## BEGIN Dataset

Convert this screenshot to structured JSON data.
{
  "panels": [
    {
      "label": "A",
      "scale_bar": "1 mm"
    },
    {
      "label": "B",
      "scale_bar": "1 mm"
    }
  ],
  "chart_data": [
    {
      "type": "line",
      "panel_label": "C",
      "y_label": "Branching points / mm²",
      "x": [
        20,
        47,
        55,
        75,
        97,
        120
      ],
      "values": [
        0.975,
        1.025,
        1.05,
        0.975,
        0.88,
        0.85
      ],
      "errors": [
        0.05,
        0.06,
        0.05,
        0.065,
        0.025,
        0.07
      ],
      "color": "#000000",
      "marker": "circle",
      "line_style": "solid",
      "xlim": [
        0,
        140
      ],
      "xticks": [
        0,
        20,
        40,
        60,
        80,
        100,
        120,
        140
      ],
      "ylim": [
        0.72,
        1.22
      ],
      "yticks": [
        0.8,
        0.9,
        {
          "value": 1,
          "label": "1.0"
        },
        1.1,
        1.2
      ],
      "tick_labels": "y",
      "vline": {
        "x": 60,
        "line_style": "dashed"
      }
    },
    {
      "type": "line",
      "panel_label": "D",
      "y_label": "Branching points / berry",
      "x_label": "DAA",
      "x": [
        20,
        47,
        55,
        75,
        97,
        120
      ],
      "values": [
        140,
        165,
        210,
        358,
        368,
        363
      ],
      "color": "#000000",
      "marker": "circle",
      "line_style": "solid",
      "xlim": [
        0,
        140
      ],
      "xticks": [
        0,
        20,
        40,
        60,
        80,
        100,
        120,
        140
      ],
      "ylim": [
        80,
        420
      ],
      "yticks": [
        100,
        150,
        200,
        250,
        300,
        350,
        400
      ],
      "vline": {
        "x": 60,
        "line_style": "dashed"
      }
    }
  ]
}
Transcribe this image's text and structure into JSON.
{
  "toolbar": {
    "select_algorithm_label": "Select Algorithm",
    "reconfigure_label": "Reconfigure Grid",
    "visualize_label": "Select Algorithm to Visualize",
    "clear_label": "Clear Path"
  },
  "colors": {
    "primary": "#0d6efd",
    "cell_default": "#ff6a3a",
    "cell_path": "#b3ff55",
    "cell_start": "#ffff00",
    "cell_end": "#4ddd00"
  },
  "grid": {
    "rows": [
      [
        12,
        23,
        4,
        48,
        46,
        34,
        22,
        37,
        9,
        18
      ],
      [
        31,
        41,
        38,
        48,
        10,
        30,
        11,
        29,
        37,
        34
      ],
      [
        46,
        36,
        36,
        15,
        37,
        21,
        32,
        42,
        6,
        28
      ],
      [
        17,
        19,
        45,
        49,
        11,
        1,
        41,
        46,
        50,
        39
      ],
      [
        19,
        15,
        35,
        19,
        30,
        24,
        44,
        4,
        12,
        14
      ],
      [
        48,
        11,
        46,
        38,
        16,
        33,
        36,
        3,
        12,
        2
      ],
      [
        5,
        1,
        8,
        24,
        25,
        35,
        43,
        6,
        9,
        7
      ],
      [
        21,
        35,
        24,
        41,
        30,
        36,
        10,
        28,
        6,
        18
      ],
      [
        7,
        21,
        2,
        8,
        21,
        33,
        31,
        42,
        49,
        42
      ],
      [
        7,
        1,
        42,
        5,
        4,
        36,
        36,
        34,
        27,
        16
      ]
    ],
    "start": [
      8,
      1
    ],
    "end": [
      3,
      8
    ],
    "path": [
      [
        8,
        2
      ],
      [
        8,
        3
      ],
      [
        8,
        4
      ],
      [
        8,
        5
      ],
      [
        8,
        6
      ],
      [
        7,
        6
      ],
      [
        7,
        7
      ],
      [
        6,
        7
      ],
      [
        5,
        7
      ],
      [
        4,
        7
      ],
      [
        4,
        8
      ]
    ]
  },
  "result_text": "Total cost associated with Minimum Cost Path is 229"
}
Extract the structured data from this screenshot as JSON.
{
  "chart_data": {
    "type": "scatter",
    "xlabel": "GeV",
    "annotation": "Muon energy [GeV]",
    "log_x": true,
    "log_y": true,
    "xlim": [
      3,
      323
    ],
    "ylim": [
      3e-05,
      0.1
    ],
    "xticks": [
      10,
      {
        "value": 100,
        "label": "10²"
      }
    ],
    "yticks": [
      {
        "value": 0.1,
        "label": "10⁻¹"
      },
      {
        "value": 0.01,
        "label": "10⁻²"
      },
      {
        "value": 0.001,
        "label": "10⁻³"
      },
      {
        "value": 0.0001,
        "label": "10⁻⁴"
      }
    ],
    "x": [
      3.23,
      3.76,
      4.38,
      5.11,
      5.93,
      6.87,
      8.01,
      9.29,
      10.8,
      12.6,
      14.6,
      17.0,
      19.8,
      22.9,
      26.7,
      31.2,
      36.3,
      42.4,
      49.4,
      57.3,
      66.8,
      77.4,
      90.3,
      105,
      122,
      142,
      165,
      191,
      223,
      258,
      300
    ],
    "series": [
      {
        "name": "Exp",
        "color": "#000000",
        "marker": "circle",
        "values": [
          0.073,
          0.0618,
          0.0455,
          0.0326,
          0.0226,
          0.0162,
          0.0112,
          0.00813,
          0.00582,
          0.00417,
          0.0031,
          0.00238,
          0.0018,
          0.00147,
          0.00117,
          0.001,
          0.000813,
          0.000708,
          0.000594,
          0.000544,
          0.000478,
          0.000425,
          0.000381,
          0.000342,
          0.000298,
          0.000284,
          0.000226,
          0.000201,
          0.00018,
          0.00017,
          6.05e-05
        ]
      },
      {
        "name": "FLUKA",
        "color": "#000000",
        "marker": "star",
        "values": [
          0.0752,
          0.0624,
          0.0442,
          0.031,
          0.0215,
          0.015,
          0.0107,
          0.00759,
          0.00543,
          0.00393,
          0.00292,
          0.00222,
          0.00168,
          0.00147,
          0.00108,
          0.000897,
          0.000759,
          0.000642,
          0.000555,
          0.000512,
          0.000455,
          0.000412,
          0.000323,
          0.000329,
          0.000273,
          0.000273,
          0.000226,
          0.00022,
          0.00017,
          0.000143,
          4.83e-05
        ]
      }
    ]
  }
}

## END Dataset

__To do__
Using the listing above, work out how many of its lines include "structured", and give only the result.

__Full output__
2